• _To be done_
Transcribe all the records exactly and omit any images they hold.

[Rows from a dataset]
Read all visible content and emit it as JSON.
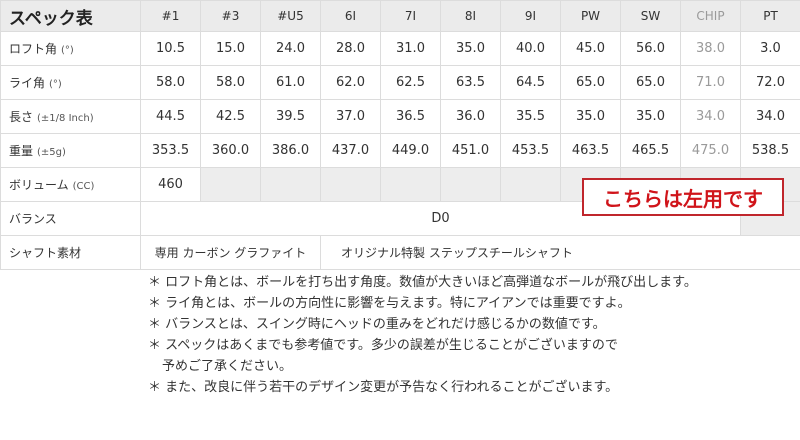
{
  "table": {
    "title": "スペック表",
    "columns": [
      "#1",
      "#3",
      "#U5",
      "6I",
      "7I",
      "8I",
      "9I",
      "PW",
      "SW",
      "CHIP",
      "PT"
    ],
    "rows": [
      {
        "label": "ロフト角",
        "unit": "(°)",
        "values": [
          "10.5",
          "15.0",
          "24.0",
          "28.0",
          "31.0",
          "35.0",
          "40.0",
          "45.0",
          "56.0",
          "38.0",
          "3.0"
        ]
      },
      {
        "label": "ライ角",
        "unit": "(°)",
        "values": [
          "58.0",
          "58.0",
          "61.0",
          "62.0",
          "62.5",
          "63.5",
          "64.5",
          "65.0",
          "65.0",
          "71.0",
          "72.0"
        ]
      },
      {
        "label": "長さ",
        "unit": "(±1/8 Inch)",
        "values": [
          "44.5",
          "42.5",
          "39.5",
          "37.0",
          "36.5",
          "36.0",
          "35.5",
          "35.0",
          "35.0",
          "34.0",
          "34.0"
        ]
      },
      {
        "label": "重量",
        "unit": "(±5g)",
        "values": [
          "353.5",
          "360.0",
          "386.0",
          "437.0",
          "449.0",
          "451.0",
          "453.5",
          "463.5",
          "465.5",
          "475.0",
          "538.5"
        ]
      }
    ],
    "volume": {
      "label": "ボリューム",
      "unit": "(CC)",
      "value": "460"
    },
    "balance": {
      "label": "バランス",
      "value": "D0"
    },
    "shaft": {
      "label": "シャフト素材",
      "driver": "専用 カーボン グラファイト",
      "others": "オリジナル特製 ステップスチールシャフト"
    }
  },
  "badge": {
    "text": "こちらは左用です",
    "color": "#d0141a"
  },
  "notes": [
    "＊ ロフト角とは、ボールを打ち出す角度。数値が大きいほど高弾道なボールが飛び出します。",
    "＊ ライ角とは、ボールの方向性に影響を与えます。特にアイアンでは重要ですよ。",
    "＊ バランスとは、スイング時にヘッドの重みをどれだけ感じるかの数値です。",
    "＊ スペックはあくまでも参考値です。多少の誤差が生じることがございますので",
    "予めご了承ください。",
    "＊ また、改良に伴う若干のデザイン変更が予告なく行われることがございます。"
  ]
}
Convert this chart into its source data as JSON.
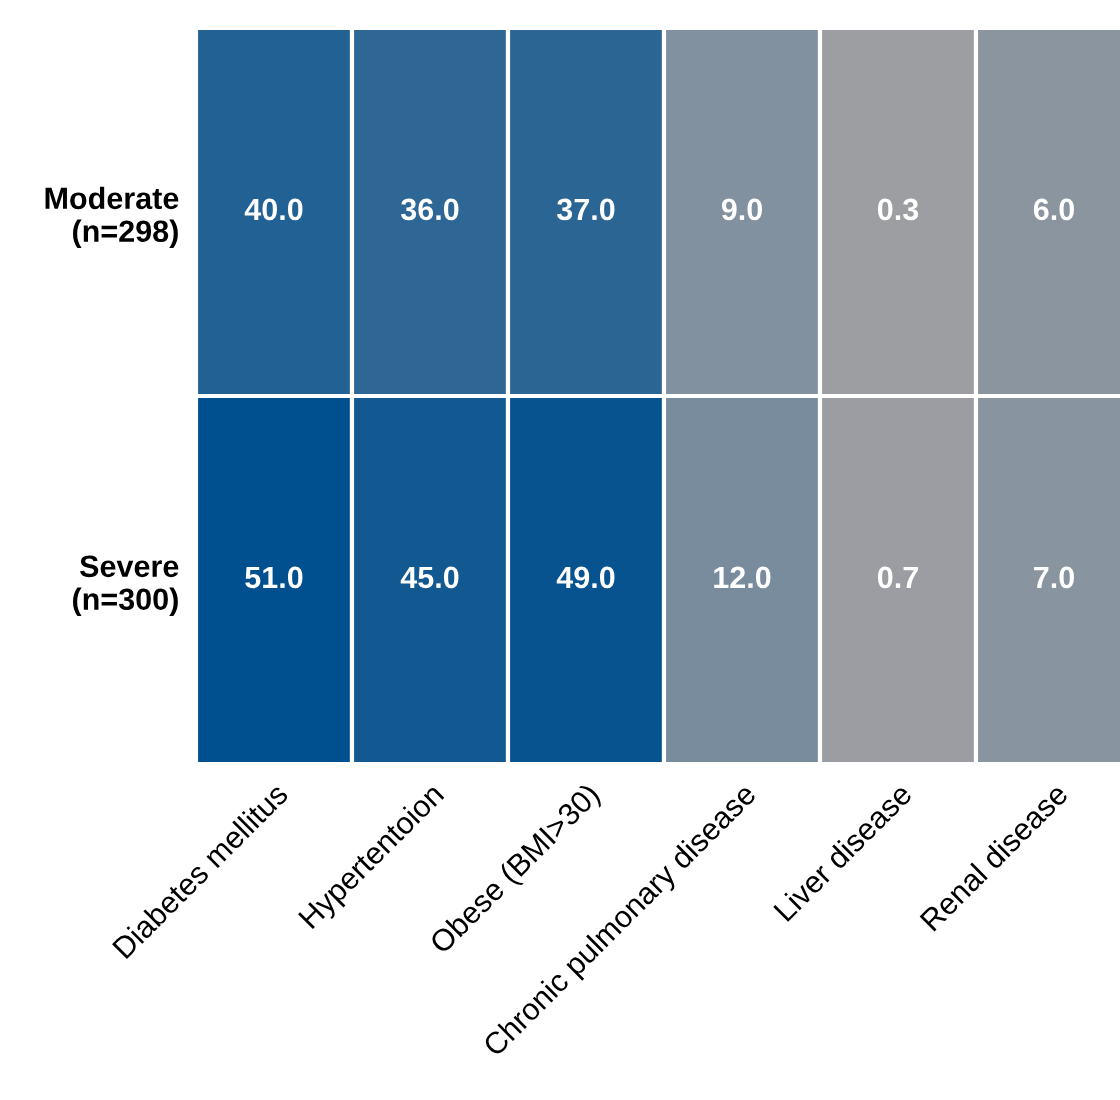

• _Worked solution_
Read all visible content and emit it as JSON.
{
  "table": {
    "title": "スペック表",
    "columns": [
      "#1",
      "#3",
      "#U5",
      "6I",
      "7I",
      "8I",
      "9I",
      "PW",
      "SW",
      "CHIP",
      "PT"
    ],
    "rows": [
      {
        "label": "ロフト角",
        "unit": "(°)",
        "values": [
          "10.5",
          "15.0",
          "24.0",
          "28.0",
          "31.0",
          "35.0",
          "40.0",
          "45.0",
          "56.0",
          "38.0",
          "3.0"
        ]
      },
      {
        "label": "ライ角",
        "unit": "(°)",
        "values": [
          "58.0",
          "58.0",
          "61.0",
          "62.0",
          "62.5",
          "63.5",
          "64.5",
          "65.0",
          "65.0",
          "71.0",
          "72.0"
        ]
      },
      {
        "label": "長さ",
        "unit": "(±1/8 Inch)",
        "values": [
          "44.5",
          "42.5",
          "39.5",
          "37.0",
          "36.5",
          "36.0",
          "35.5",
          "35.0",
          "35.0",
          "34.0",
          "34.0"
        ]
      },
      {
        "label": "重量",
        "unit": "(±5g)",
        "values": [
          "353.5",
          "360.0",
          "386.0",
          "437.0",
          "449.0",
          "451.0",
          "453.5",
          "463.5",
          "465.5",
          "475.0",
          "538.5"
        ]
      }
    ],
    "volume": {
      "label": "ボリューム",
      "unit": "(CC)",
      "value": "460"
    },
    "balance": {
      "label": "バランス",
      "value": "D0"
    },
    "shaft": {
      "label": "シャフト素材",
      "driver": "専用 カーボン グラファイト",
      "others": "オリジナル特製 ステップスチールシャフト"
    }
  },
  "badge": {
    "text": "こちらは左用です",
    "color": "#d0141a"
  },
  "notes": [
    "＊ ロフト角とは、ボールを打ち出す角度。数値が大きいほど高弾道なボールが飛び出します。",
    "＊ ライ角とは、ボールの方向性に影響を与えます。特にアイアンでは重要ですよ。",
    "＊ バランスとは、スイング時にヘッドの重みをどれだけ感じるかの数値です。",
    "＊ スペックはあくまでも参考値です。多少の誤差が生じることがございますので",
    "予めご了承ください。",
    "＊ また、改良に伴う若干のデザイン変更が予告なく行われることがございます。"
  ]
}
Convert this chart into its source data as JSON.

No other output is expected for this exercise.